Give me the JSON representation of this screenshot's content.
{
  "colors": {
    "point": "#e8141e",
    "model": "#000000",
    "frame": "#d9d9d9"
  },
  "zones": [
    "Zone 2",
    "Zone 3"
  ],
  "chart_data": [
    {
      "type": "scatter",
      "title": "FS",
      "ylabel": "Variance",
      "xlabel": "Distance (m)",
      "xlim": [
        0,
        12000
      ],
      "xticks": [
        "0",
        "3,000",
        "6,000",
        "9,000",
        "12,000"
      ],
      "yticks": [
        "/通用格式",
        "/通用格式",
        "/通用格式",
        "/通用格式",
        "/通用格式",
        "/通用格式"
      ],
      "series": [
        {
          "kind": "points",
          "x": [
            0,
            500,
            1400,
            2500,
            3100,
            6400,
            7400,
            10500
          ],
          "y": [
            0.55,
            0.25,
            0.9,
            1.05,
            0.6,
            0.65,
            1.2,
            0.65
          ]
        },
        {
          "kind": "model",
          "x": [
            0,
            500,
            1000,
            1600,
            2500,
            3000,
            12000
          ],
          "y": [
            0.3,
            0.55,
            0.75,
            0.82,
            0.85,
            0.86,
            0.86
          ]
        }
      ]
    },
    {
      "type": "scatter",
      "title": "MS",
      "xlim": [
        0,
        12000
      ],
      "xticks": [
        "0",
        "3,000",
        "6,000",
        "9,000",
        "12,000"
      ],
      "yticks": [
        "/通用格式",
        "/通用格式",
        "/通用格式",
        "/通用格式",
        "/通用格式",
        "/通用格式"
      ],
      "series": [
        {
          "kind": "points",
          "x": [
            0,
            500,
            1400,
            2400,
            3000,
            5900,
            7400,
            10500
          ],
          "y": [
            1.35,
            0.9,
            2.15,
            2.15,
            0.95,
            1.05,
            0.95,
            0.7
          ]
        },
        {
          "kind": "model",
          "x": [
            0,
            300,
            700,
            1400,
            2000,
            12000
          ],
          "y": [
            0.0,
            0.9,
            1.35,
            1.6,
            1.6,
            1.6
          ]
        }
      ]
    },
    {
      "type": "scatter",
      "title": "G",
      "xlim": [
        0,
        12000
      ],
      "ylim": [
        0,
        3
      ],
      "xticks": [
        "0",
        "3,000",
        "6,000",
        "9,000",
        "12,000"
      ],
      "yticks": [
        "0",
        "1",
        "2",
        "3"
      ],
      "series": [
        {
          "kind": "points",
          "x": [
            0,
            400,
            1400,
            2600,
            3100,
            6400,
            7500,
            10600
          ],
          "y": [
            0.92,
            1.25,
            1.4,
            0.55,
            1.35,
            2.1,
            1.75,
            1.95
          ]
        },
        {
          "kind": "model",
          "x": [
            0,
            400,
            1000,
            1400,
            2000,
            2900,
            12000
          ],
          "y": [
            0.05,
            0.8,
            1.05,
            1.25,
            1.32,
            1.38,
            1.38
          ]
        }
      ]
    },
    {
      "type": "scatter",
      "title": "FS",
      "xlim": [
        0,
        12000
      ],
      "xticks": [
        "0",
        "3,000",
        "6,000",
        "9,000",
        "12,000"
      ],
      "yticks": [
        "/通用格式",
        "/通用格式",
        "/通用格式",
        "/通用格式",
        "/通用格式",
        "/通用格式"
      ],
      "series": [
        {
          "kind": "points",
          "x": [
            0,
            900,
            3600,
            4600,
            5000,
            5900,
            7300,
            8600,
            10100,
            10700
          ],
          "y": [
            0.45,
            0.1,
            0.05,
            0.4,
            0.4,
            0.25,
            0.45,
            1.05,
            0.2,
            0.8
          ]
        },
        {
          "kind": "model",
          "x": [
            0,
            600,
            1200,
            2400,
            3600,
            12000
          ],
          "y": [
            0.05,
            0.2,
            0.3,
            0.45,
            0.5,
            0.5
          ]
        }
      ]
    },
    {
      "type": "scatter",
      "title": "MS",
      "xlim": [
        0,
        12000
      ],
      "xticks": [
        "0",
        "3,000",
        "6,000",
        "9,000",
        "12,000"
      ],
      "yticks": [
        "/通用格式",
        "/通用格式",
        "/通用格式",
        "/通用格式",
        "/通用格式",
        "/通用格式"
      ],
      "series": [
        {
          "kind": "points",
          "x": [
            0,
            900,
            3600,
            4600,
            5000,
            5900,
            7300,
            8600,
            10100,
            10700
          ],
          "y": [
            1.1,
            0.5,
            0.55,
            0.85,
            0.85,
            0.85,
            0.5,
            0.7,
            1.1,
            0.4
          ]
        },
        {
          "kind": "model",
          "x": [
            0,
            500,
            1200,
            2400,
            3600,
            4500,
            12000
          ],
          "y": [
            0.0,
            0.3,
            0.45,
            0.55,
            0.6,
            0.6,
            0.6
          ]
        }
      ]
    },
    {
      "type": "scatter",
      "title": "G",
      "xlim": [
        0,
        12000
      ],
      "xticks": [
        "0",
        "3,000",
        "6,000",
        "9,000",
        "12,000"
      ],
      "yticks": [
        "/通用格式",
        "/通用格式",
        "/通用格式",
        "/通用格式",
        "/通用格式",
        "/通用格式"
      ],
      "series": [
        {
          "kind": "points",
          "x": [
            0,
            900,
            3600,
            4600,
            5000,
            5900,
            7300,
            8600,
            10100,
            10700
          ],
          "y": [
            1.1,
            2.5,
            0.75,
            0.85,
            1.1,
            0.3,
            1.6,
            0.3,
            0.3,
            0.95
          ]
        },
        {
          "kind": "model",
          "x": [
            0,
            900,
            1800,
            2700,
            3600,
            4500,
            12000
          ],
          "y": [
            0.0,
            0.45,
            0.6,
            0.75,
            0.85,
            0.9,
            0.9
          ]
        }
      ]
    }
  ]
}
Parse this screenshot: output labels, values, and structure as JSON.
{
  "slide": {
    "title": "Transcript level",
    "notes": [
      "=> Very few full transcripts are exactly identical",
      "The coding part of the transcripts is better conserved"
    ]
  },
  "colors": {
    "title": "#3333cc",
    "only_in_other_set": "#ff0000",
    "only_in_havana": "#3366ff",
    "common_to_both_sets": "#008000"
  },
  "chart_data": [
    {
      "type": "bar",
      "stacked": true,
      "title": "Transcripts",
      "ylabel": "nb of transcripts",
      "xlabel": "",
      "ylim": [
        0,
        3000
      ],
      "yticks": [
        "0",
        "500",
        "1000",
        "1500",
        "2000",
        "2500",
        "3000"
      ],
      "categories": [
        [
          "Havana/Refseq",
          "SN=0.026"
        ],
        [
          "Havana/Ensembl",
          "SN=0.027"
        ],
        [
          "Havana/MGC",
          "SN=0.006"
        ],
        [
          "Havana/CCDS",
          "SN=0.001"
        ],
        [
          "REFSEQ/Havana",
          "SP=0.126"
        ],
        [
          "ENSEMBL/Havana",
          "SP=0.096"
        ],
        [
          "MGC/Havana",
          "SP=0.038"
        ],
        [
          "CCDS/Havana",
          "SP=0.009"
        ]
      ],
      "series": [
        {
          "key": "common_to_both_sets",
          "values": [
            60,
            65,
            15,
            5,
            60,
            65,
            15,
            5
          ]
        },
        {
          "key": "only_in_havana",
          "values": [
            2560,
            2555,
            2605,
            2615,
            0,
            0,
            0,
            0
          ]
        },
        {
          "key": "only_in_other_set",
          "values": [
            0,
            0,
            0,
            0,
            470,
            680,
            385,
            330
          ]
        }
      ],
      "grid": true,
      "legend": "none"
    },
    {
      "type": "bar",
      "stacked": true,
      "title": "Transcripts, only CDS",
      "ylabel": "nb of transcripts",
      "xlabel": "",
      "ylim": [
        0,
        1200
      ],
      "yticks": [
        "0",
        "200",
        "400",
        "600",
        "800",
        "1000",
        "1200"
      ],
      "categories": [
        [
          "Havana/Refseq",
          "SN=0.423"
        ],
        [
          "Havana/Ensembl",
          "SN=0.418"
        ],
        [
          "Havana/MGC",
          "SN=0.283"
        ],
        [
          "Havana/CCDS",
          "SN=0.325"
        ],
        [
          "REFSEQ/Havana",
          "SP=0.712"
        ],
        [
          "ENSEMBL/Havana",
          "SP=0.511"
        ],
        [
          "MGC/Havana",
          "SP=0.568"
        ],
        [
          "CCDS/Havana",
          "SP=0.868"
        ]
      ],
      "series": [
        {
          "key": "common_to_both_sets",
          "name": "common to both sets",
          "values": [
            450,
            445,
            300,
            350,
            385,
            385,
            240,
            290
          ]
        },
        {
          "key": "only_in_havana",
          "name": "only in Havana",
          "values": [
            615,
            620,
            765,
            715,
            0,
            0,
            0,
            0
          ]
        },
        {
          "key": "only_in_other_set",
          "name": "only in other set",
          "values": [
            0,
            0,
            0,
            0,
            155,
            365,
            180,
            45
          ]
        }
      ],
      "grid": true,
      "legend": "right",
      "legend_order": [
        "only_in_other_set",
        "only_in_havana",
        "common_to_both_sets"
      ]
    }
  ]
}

Task requirements: Each line that holds the word "name" should be extracted from the records.

Reply to the task:
          "name": "common to both sets",
          "name": "only in Havana",
          "name": "only in other set",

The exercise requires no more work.